Return each line of the data below verbatim; pictures are to be left out.
^^^^^^^^^^^^^^^^
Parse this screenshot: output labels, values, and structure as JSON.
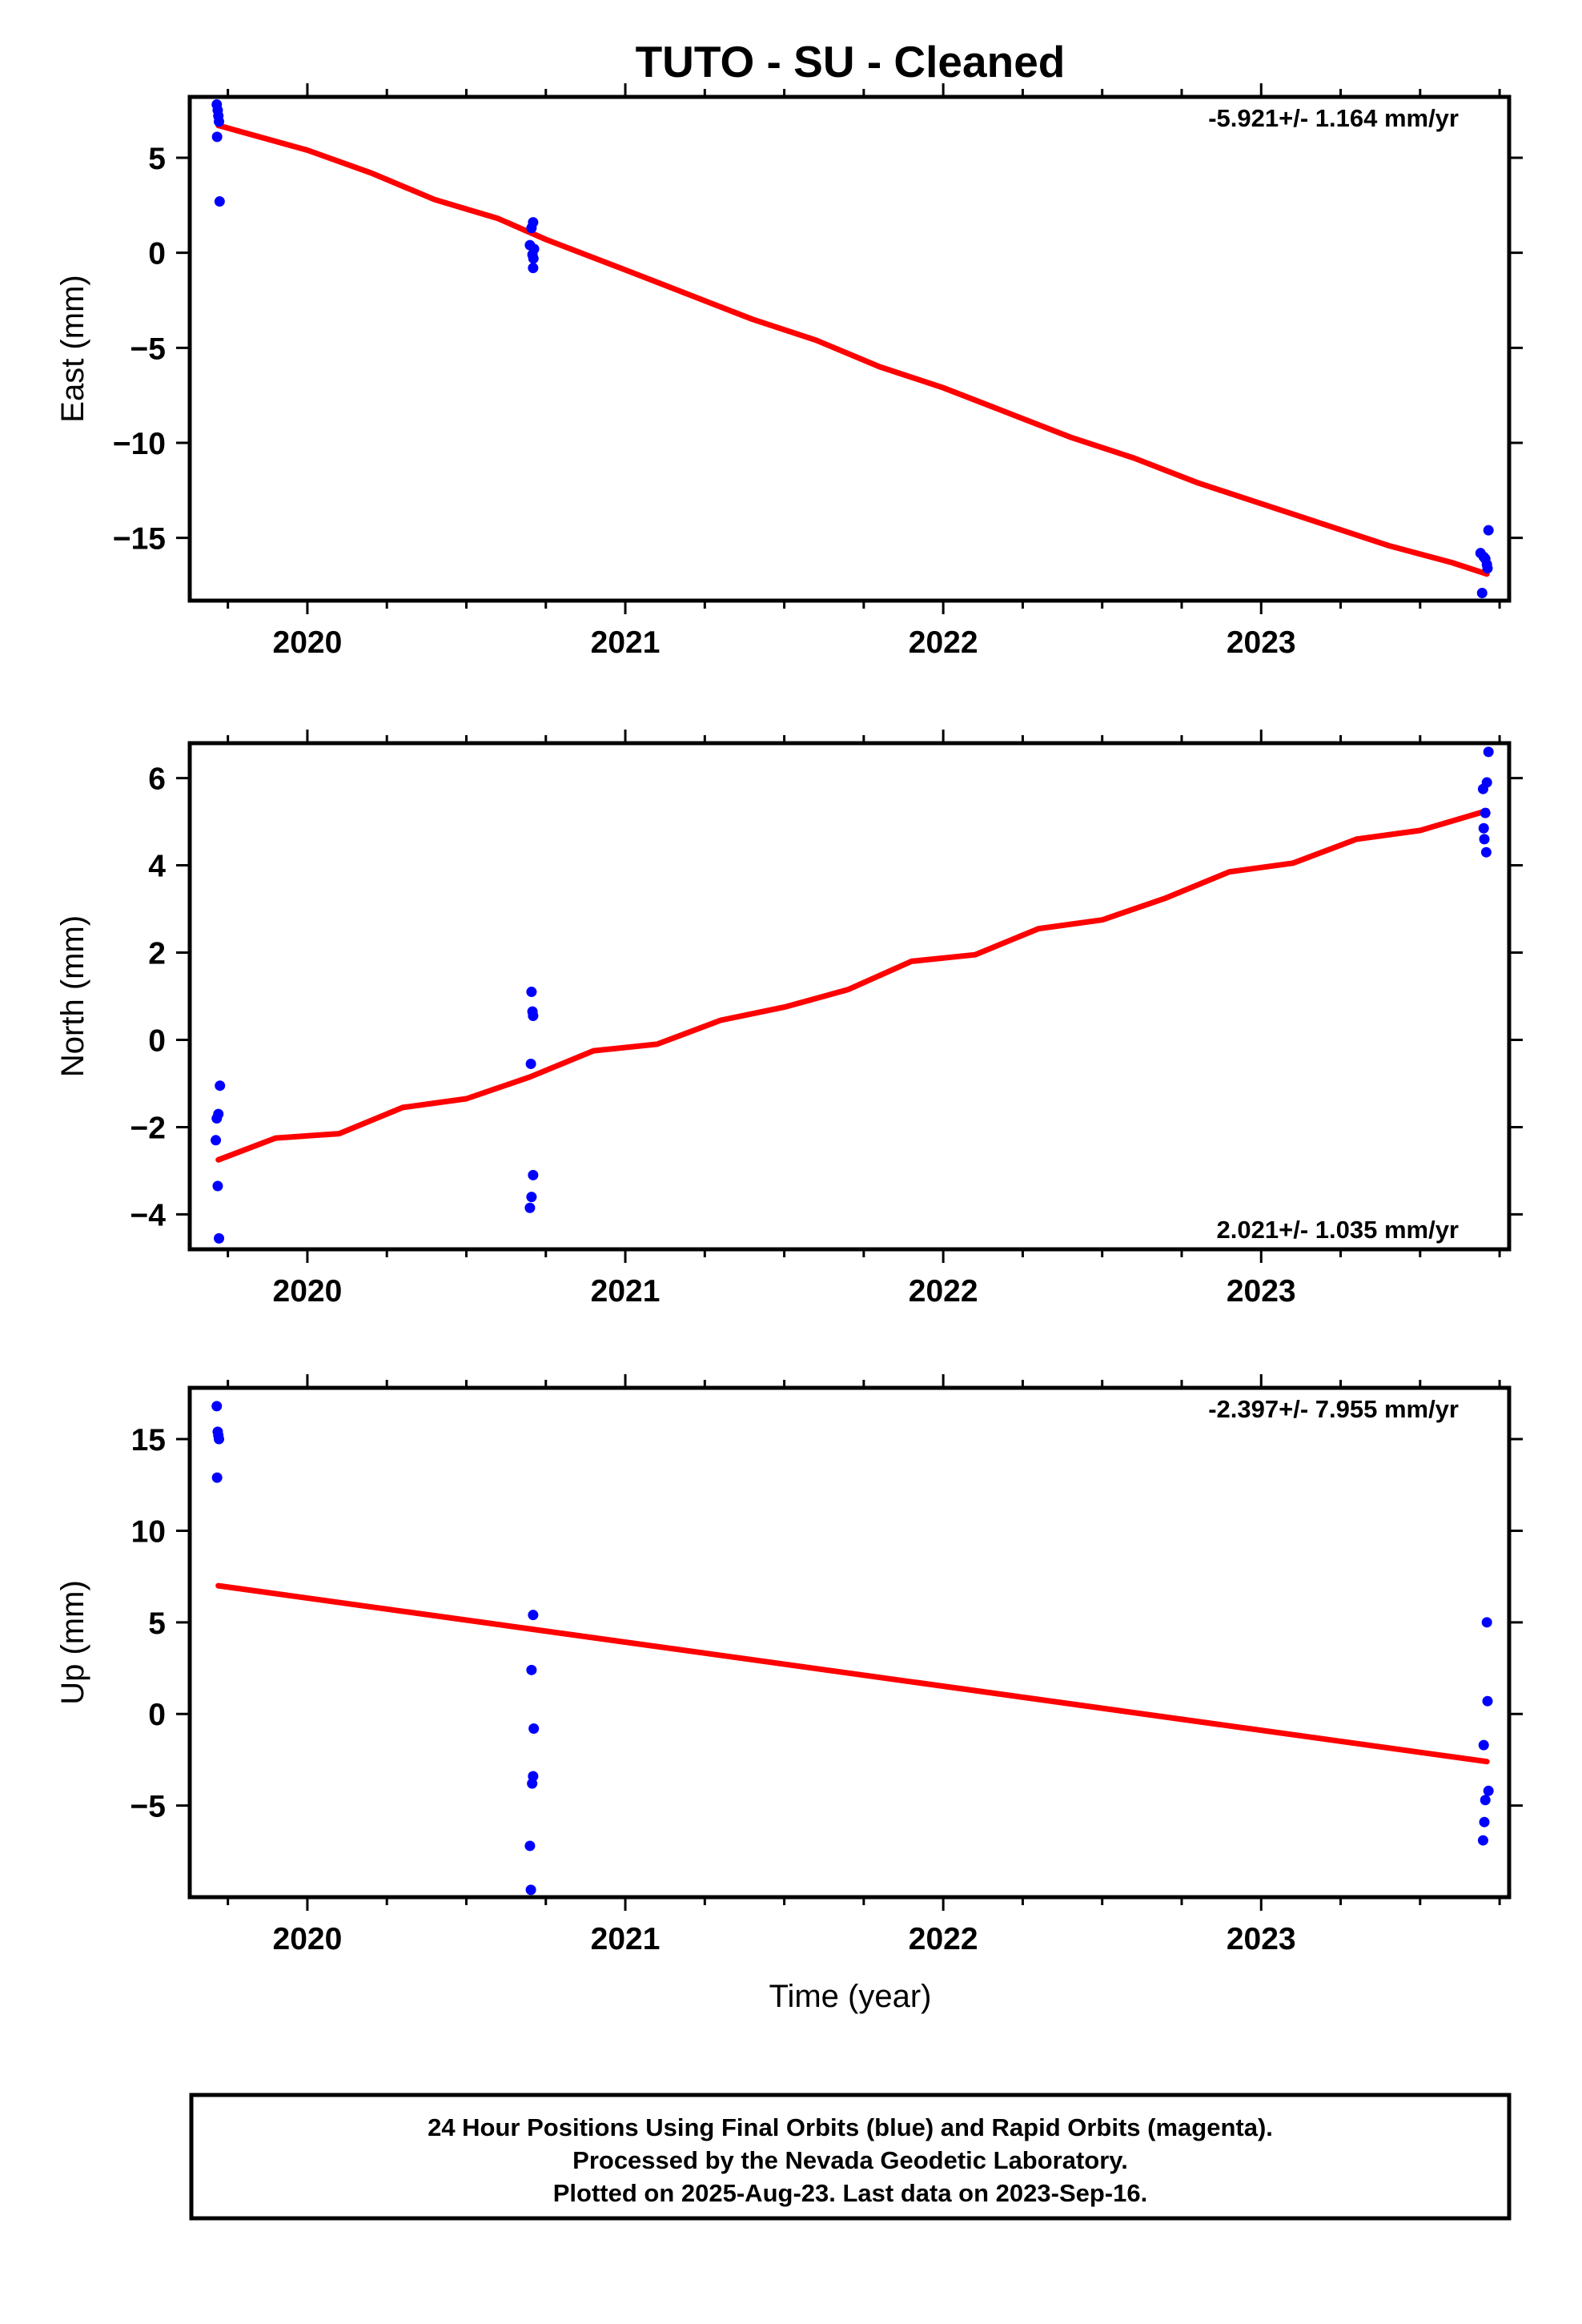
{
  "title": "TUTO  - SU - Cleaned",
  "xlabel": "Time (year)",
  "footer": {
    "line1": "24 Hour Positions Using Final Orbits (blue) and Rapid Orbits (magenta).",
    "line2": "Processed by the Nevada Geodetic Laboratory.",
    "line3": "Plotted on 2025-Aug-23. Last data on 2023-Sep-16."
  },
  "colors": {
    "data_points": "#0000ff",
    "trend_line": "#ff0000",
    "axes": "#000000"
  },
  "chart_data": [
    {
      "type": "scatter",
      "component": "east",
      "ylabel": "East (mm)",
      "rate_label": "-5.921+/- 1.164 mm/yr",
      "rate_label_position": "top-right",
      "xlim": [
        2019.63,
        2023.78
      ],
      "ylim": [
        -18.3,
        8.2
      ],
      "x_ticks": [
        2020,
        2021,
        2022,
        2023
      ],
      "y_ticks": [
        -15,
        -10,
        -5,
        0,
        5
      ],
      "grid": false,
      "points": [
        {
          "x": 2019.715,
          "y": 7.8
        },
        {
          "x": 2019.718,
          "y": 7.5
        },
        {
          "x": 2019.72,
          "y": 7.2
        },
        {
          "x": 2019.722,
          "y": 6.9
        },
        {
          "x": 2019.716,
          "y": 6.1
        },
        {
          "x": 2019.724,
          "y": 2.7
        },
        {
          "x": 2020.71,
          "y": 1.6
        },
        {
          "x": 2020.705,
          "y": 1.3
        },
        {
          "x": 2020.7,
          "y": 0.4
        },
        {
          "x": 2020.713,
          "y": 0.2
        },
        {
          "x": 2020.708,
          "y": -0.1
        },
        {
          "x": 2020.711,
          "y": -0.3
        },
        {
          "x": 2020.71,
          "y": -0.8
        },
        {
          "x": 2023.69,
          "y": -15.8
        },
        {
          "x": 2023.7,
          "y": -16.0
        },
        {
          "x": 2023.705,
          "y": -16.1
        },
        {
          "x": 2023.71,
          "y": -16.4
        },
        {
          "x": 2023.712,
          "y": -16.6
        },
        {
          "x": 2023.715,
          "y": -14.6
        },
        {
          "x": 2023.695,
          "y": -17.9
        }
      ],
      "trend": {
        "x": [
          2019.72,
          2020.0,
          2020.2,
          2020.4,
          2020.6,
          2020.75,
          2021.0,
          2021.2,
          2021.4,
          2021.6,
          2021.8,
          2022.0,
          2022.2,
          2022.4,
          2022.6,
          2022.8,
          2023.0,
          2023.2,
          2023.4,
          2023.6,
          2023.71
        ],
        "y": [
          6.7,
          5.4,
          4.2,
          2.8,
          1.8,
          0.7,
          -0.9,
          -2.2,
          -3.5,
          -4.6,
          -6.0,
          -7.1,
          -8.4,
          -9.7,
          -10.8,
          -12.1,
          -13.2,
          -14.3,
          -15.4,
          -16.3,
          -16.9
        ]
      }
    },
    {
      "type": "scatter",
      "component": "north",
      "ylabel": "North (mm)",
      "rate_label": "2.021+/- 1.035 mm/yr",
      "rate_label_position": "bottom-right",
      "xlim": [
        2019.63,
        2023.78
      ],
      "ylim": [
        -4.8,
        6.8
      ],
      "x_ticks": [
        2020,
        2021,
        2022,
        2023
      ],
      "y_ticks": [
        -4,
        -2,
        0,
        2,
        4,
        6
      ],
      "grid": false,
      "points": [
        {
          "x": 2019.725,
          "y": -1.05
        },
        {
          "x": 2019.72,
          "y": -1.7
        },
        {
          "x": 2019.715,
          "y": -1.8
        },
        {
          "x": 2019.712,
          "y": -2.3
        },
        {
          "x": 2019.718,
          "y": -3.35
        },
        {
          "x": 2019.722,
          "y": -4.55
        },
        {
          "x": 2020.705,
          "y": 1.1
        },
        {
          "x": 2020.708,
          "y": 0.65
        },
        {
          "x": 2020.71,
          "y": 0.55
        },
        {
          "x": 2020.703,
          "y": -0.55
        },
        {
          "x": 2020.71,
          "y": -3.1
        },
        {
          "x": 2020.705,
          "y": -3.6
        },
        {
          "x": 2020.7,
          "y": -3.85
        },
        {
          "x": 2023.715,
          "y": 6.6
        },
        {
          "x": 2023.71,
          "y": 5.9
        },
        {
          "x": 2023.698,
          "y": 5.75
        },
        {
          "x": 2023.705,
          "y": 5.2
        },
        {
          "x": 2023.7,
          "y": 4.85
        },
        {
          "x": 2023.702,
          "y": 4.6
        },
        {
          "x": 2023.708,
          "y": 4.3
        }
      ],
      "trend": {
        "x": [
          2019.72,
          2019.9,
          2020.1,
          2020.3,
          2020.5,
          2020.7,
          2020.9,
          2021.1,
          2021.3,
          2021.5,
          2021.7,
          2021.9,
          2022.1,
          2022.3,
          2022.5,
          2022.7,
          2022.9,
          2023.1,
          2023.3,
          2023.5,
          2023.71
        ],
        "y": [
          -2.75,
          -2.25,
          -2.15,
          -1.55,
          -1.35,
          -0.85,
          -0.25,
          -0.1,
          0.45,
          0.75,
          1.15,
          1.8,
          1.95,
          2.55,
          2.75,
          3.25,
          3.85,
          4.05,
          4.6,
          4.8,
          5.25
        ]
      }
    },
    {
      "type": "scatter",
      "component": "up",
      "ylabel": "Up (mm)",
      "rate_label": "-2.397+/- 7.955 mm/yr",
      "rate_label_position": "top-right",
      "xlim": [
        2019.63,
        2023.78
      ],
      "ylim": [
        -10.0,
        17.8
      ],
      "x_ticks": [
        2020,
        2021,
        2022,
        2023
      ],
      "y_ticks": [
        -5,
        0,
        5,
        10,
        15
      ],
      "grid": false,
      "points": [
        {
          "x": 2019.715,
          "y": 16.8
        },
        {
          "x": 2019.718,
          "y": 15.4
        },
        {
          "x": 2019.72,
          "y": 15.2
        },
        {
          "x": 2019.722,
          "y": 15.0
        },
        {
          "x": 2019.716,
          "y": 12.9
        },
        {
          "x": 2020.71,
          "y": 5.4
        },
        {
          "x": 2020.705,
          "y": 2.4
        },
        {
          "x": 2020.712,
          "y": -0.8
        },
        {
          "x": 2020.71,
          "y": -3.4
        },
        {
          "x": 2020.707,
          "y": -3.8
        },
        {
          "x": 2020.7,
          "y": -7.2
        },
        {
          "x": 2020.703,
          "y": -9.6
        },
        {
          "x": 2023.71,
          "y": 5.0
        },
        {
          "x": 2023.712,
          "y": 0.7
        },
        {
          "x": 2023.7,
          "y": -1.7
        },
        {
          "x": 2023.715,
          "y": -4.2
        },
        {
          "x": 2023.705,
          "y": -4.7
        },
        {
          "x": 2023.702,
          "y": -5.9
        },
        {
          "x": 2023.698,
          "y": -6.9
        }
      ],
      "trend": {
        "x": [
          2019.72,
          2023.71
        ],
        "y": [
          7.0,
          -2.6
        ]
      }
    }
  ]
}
^^^^^^^^^^^^^^^^
• Full answer:
Parse this screenshot: output labels, values, and structure as JSON.
{
  "title": "TUTO  - SU - Cleaned",
  "xlabel": "Time (year)",
  "footer": {
    "line1": "24 Hour Positions Using Final Orbits (blue) and Rapid Orbits (magenta).",
    "line2": "Processed by the Nevada Geodetic Laboratory.",
    "line3": "Plotted on 2025-Aug-23. Last data on 2023-Sep-16."
  },
  "colors": {
    "data_points": "#0000ff",
    "trend_line": "#ff0000",
    "axes": "#000000"
  },
  "chart_data": [
    {
      "type": "scatter",
      "component": "east",
      "ylabel": "East (mm)",
      "rate_label": "-5.921+/- 1.164 mm/yr",
      "rate_label_position": "top-right",
      "xlim": [
        2019.63,
        2023.78
      ],
      "ylim": [
        -18.3,
        8.2
      ],
      "x_ticks": [
        2020,
        2021,
        2022,
        2023
      ],
      "y_ticks": [
        -15,
        -10,
        -5,
        0,
        5
      ],
      "grid": false,
      "points": [
        {
          "x": 2019.715,
          "y": 7.8
        },
        {
          "x": 2019.718,
          "y": 7.5
        },
        {
          "x": 2019.72,
          "y": 7.2
        },
        {
          "x": 2019.722,
          "y": 6.9
        },
        {
          "x": 2019.716,
          "y": 6.1
        },
        {
          "x": 2019.724,
          "y": 2.7
        },
        {
          "x": 2020.71,
          "y": 1.6
        },
        {
          "x": 2020.705,
          "y": 1.3
        },
        {
          "x": 2020.7,
          "y": 0.4
        },
        {
          "x": 2020.713,
          "y": 0.2
        },
        {
          "x": 2020.708,
          "y": -0.1
        },
        {
          "x": 2020.711,
          "y": -0.3
        },
        {
          "x": 2020.71,
          "y": -0.8
        },
        {
          "x": 2023.69,
          "y": -15.8
        },
        {
          "x": 2023.7,
          "y": -16.0
        },
        {
          "x": 2023.705,
          "y": -16.1
        },
        {
          "x": 2023.71,
          "y": -16.4
        },
        {
          "x": 2023.712,
          "y": -16.6
        },
        {
          "x": 2023.715,
          "y": -14.6
        },
        {
          "x": 2023.695,
          "y": -17.9
        }
      ],
      "trend": {
        "x": [
          2019.72,
          2020.0,
          2020.2,
          2020.4,
          2020.6,
          2020.75,
          2021.0,
          2021.2,
          2021.4,
          2021.6,
          2021.8,
          2022.0,
          2022.2,
          2022.4,
          2022.6,
          2022.8,
          2023.0,
          2023.2,
          2023.4,
          2023.6,
          2023.71
        ],
        "y": [
          6.7,
          5.4,
          4.2,
          2.8,
          1.8,
          0.7,
          -0.9,
          -2.2,
          -3.5,
          -4.6,
          -6.0,
          -7.1,
          -8.4,
          -9.7,
          -10.8,
          -12.1,
          -13.2,
          -14.3,
          -15.4,
          -16.3,
          -16.9
        ]
      }
    },
    {
      "type": "scatter",
      "component": "north",
      "ylabel": "North (mm)",
      "rate_label": "2.021+/- 1.035 mm/yr",
      "rate_label_position": "bottom-right",
      "xlim": [
        2019.63,
        2023.78
      ],
      "ylim": [
        -4.8,
        6.8
      ],
      "x_ticks": [
        2020,
        2021,
        2022,
        2023
      ],
      "y_ticks": [
        -4,
        -2,
        0,
        2,
        4,
        6
      ],
      "grid": false,
      "points": [
        {
          "x": 2019.725,
          "y": -1.05
        },
        {
          "x": 2019.72,
          "y": -1.7
        },
        {
          "x": 2019.715,
          "y": -1.8
        },
        {
          "x": 2019.712,
          "y": -2.3
        },
        {
          "x": 2019.718,
          "y": -3.35
        },
        {
          "x": 2019.722,
          "y": -4.55
        },
        {
          "x": 2020.705,
          "y": 1.1
        },
        {
          "x": 2020.708,
          "y": 0.65
        },
        {
          "x": 2020.71,
          "y": 0.55
        },
        {
          "x": 2020.703,
          "y": -0.55
        },
        {
          "x": 2020.71,
          "y": -3.1
        },
        {
          "x": 2020.705,
          "y": -3.6
        },
        {
          "x": 2020.7,
          "y": -3.85
        },
        {
          "x": 2023.715,
          "y": 6.6
        },
        {
          "x": 2023.71,
          "y": 5.9
        },
        {
          "x": 2023.698,
          "y": 5.75
        },
        {
          "x": 2023.705,
          "y": 5.2
        },
        {
          "x": 2023.7,
          "y": 4.85
        },
        {
          "x": 2023.702,
          "y": 4.6
        },
        {
          "x": 2023.708,
          "y": 4.3
        }
      ],
      "trend": {
        "x": [
          2019.72,
          2019.9,
          2020.1,
          2020.3,
          2020.5,
          2020.7,
          2020.9,
          2021.1,
          2021.3,
          2021.5,
          2021.7,
          2021.9,
          2022.1,
          2022.3,
          2022.5,
          2022.7,
          2022.9,
          2023.1,
          2023.3,
          2023.5,
          2023.71
        ],
        "y": [
          -2.75,
          -2.25,
          -2.15,
          -1.55,
          -1.35,
          -0.85,
          -0.25,
          -0.1,
          0.45,
          0.75,
          1.15,
          1.8,
          1.95,
          2.55,
          2.75,
          3.25,
          3.85,
          4.05,
          4.6,
          4.8,
          5.25
        ]
      }
    },
    {
      "type": "scatter",
      "component": "up",
      "ylabel": "Up (mm)",
      "rate_label": "-2.397+/- 7.955 mm/yr",
      "rate_label_position": "top-right",
      "xlim": [
        2019.63,
        2023.78
      ],
      "ylim": [
        -10.0,
        17.8
      ],
      "x_ticks": [
        2020,
        2021,
        2022,
        2023
      ],
      "y_ticks": [
        -5,
        0,
        5,
        10,
        15
      ],
      "grid": false,
      "points": [
        {
          "x": 2019.715,
          "y": 16.8
        },
        {
          "x": 2019.718,
          "y": 15.4
        },
        {
          "x": 2019.72,
          "y": 15.2
        },
        {
          "x": 2019.722,
          "y": 15.0
        },
        {
          "x": 2019.716,
          "y": 12.9
        },
        {
          "x": 2020.71,
          "y": 5.4
        },
        {
          "x": 2020.705,
          "y": 2.4
        },
        {
          "x": 2020.712,
          "y": -0.8
        },
        {
          "x": 2020.71,
          "y": -3.4
        },
        {
          "x": 2020.707,
          "y": -3.8
        },
        {
          "x": 2020.7,
          "y": -7.2
        },
        {
          "x": 2020.703,
          "y": -9.6
        },
        {
          "x": 2023.71,
          "y": 5.0
        },
        {
          "x": 2023.712,
          "y": 0.7
        },
        {
          "x": 2023.7,
          "y": -1.7
        },
        {
          "x": 2023.715,
          "y": -4.2
        },
        {
          "x": 2023.705,
          "y": -4.7
        },
        {
          "x": 2023.702,
          "y": -5.9
        },
        {
          "x": 2023.698,
          "y": -6.9
        }
      ],
      "trend": {
        "x": [
          2019.72,
          2023.71
        ],
        "y": [
          7.0,
          -2.6
        ]
      }
    }
  ]
}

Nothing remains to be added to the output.